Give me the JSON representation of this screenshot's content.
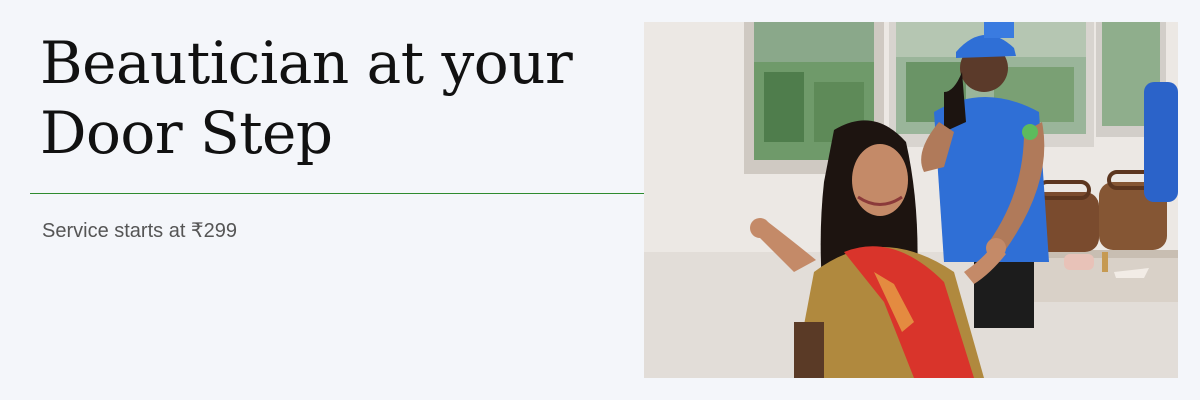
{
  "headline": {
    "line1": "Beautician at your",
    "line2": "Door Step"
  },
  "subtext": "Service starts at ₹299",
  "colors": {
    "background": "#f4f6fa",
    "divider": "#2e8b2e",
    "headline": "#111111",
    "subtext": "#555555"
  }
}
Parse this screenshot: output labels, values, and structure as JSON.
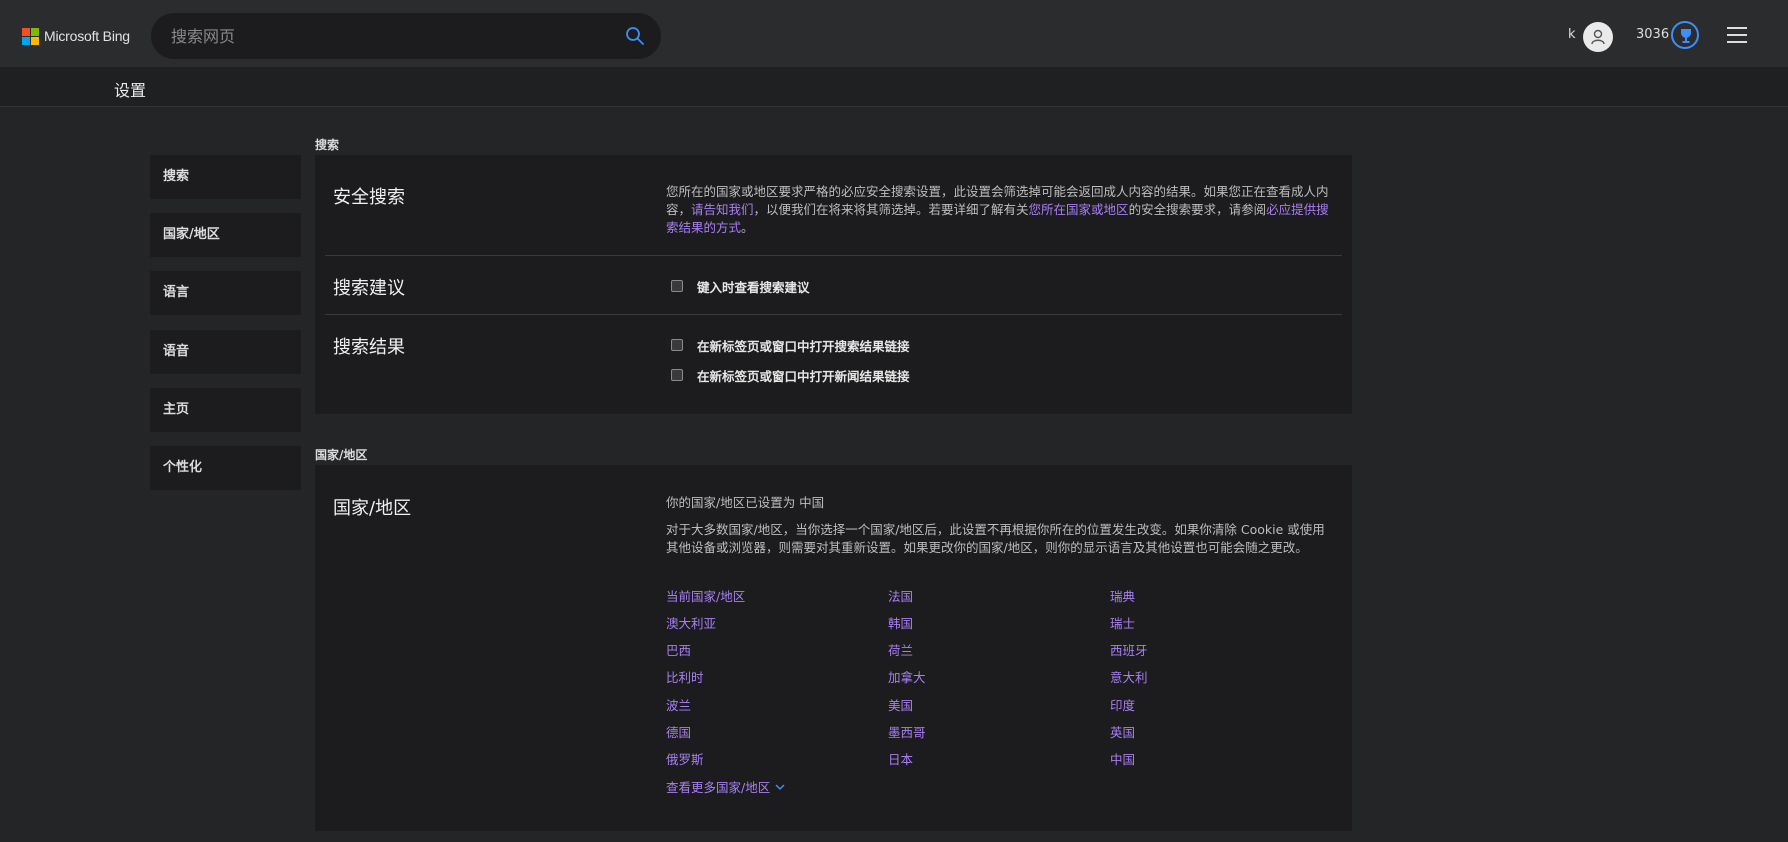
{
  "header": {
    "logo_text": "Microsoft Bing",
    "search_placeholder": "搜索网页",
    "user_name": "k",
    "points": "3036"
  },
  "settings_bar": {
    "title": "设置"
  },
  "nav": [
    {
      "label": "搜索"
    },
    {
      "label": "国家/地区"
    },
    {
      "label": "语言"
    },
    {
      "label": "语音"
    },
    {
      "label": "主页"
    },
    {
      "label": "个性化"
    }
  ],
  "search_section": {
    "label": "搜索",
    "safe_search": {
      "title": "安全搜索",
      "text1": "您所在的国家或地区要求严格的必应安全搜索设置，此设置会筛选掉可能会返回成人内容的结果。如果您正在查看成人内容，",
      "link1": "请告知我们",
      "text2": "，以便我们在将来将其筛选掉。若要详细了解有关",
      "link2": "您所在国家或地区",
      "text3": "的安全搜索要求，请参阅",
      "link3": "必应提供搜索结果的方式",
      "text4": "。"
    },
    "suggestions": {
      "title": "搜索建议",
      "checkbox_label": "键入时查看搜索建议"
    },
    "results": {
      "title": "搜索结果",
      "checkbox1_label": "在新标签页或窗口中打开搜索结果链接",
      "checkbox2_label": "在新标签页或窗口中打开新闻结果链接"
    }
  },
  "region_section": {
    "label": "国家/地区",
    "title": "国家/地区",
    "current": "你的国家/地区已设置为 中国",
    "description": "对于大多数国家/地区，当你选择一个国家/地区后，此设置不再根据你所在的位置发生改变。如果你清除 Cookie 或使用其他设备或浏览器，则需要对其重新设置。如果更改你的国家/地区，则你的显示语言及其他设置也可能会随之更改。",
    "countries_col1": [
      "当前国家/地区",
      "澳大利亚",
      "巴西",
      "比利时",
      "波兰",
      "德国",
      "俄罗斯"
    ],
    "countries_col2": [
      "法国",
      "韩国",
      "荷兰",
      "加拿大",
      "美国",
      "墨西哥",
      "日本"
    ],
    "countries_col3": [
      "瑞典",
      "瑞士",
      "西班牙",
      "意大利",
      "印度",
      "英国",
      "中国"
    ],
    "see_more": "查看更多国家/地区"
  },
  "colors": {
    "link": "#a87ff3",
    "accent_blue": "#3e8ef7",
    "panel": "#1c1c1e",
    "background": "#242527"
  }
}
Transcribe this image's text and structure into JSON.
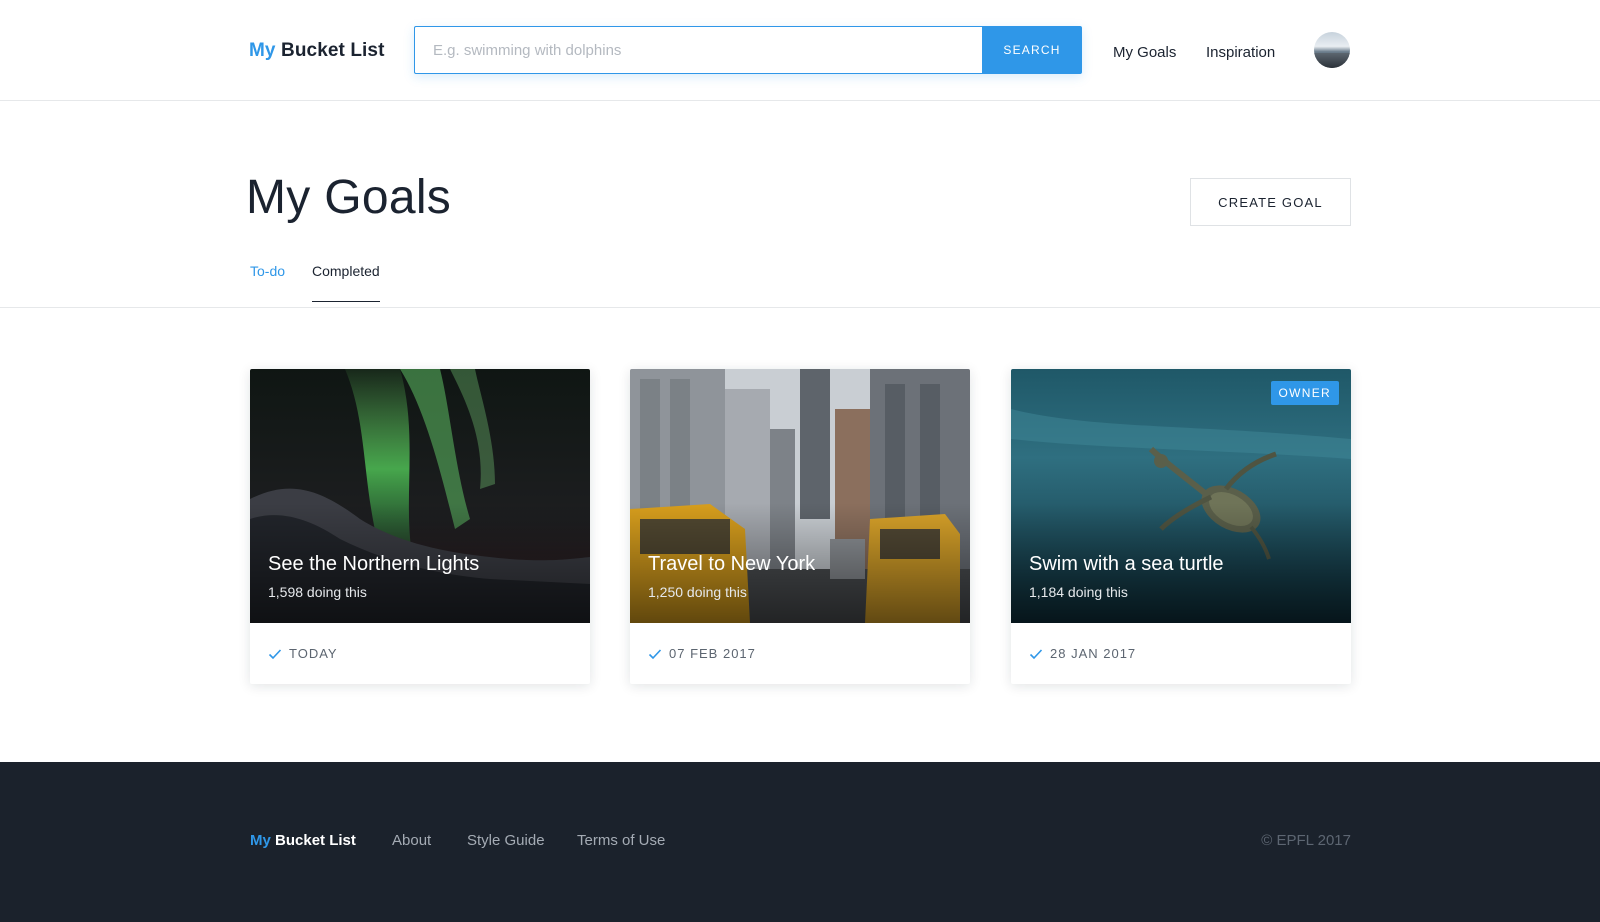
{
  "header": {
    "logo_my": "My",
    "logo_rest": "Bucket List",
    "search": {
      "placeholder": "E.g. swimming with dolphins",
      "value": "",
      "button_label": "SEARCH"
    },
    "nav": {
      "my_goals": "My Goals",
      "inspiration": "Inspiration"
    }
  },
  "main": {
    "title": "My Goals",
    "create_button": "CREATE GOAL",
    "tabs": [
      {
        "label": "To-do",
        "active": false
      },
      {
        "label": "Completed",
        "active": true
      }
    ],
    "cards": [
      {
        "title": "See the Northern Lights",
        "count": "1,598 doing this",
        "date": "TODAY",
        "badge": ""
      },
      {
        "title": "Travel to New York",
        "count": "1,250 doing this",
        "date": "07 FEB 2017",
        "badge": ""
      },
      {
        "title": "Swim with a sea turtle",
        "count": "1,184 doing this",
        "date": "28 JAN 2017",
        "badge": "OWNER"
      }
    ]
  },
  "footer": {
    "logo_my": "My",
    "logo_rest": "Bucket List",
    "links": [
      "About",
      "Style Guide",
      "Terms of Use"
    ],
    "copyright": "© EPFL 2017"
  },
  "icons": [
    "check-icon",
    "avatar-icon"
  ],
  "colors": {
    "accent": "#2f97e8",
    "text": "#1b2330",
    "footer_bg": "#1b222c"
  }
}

**Given request**
Reproduce every line of the material precisely, omitting its pictures.

**Result of this exercise**
Give me the JSON representation of this screenshot's content.
{
  "headline": {
    "line1": "Beautician at your",
    "line2": "Door Step"
  },
  "subtext": "Service starts at ₹299",
  "colors": {
    "background": "#f4f6fa",
    "divider": "#2e8b2e",
    "headline": "#111111",
    "subtext": "#555555"
  }
}
Parse this screenshot: output labels, values, and structure as JSON.
{
  "header": {
    "logo_text": "Microsoft Bing",
    "search_placeholder": "搜索网页",
    "user_name": "k",
    "points": "3036"
  },
  "settings_bar": {
    "title": "设置"
  },
  "nav": [
    {
      "label": "搜索"
    },
    {
      "label": "国家/地区"
    },
    {
      "label": "语言"
    },
    {
      "label": "语音"
    },
    {
      "label": "主页"
    },
    {
      "label": "个性化"
    }
  ],
  "search_section": {
    "label": "搜索",
    "safe_search": {
      "title": "安全搜索",
      "text1": "您所在的国家或地区要求严格的必应安全搜索设置，此设置会筛选掉可能会返回成人内容的结果。如果您正在查看成人内容，",
      "link1": "请告知我们",
      "text2": "，以便我们在将来将其筛选掉。若要详细了解有关",
      "link2": "您所在国家或地区",
      "text3": "的安全搜索要求，请参阅",
      "link3": "必应提供搜索结果的方式",
      "text4": "。"
    },
    "suggestions": {
      "title": "搜索建议",
      "checkbox_label": "键入时查看搜索建议"
    },
    "results": {
      "title": "搜索结果",
      "checkbox1_label": "在新标签页或窗口中打开搜索结果链接",
      "checkbox2_label": "在新标签页或窗口中打开新闻结果链接"
    }
  },
  "region_section": {
    "label": "国家/地区",
    "title": "国家/地区",
    "current": "你的国家/地区已设置为 中国",
    "description": "对于大多数国家/地区，当你选择一个国家/地区后，此设置不再根据你所在的位置发生改变。如果你清除 Cookie 或使用其他设备或浏览器，则需要对其重新设置。如果更改你的国家/地区，则你的显示语言及其他设置也可能会随之更改。",
    "countries_col1": [
      "当前国家/地区",
      "澳大利亚",
      "巴西",
      "比利时",
      "波兰",
      "德国",
      "俄罗斯"
    ],
    "countries_col2": [
      "法国",
      "韩国",
      "荷兰",
      "加拿大",
      "美国",
      "墨西哥",
      "日本"
    ],
    "countries_col3": [
      "瑞典",
      "瑞士",
      "西班牙",
      "意大利",
      "印度",
      "英国",
      "中国"
    ],
    "see_more": "查看更多国家/地区"
  },
  "colors": {
    "link": "#a87ff3",
    "accent_blue": "#3e8ef7",
    "panel": "#1c1c1e",
    "background": "#242527"
  }
}
Transcribe this image's text and structure into JSON.
{
  "header": {
    "logo_my": "My",
    "logo_rest": "Bucket List",
    "search": {
      "placeholder": "E.g. swimming with dolphins",
      "value": "",
      "button_label": "SEARCH"
    },
    "nav": {
      "my_goals": "My Goals",
      "inspiration": "Inspiration"
    }
  },
  "main": {
    "title": "My Goals",
    "create_button": "CREATE GOAL",
    "tabs": [
      {
        "label": "To-do",
        "active": false
      },
      {
        "label": "Completed",
        "active": true
      }
    ],
    "cards": [
      {
        "title": "See the Northern Lights",
        "count": "1,598 doing this",
        "date": "TODAY",
        "badge": ""
      },
      {
        "title": "Travel to New York",
        "count": "1,250 doing this",
        "date": "07 FEB 2017",
        "badge": ""
      },
      {
        "title": "Swim with a sea turtle",
        "count": "1,184 doing this",
        "date": "28 JAN 2017",
        "badge": "OWNER"
      }
    ]
  },
  "footer": {
    "logo_my": "My",
    "logo_rest": "Bucket List",
    "links": [
      "About",
      "Style Guide",
      "Terms of Use"
    ],
    "copyright": "© EPFL 2017"
  },
  "icons": [
    "check-icon",
    "avatar-icon"
  ],
  "colors": {
    "accent": "#2f97e8",
    "text": "#1b2330",
    "footer_bg": "#1b222c"
  }
}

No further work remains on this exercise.